Set exercise: Search the listing below for "other". Copy each matching line.

Supplied material:
● ● ●

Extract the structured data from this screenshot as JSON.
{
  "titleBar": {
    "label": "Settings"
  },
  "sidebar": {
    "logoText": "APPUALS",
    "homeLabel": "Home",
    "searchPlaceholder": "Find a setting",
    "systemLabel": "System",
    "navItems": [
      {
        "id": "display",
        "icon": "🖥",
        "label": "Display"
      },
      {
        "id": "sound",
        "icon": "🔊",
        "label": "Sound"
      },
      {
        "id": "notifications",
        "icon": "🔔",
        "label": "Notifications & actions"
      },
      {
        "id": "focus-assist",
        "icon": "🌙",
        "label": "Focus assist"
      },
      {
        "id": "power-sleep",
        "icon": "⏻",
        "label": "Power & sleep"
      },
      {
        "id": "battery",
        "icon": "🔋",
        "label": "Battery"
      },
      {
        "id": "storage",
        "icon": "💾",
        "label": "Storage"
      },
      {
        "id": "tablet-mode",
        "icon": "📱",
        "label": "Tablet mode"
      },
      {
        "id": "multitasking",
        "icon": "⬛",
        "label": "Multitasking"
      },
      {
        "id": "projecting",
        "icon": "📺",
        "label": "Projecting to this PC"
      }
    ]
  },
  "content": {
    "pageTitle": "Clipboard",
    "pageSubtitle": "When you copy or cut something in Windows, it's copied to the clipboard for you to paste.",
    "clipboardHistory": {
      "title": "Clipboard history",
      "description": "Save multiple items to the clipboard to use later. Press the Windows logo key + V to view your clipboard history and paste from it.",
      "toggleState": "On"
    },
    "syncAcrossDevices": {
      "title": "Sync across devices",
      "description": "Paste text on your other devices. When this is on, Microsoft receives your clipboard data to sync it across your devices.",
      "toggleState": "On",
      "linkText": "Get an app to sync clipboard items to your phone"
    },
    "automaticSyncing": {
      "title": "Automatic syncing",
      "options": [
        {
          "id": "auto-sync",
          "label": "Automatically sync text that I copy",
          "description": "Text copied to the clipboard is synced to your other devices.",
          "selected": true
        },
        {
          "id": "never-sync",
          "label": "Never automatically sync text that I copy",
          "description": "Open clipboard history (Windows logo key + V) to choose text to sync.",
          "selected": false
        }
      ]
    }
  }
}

● ● ●

Answer for this exercise:
      "description": "Paste text on your other devices. When this is on, Microsoft receives your clipboard data to sync it across your devices.",
          "description": "Text copied to the clipboard is synced to your other devices.",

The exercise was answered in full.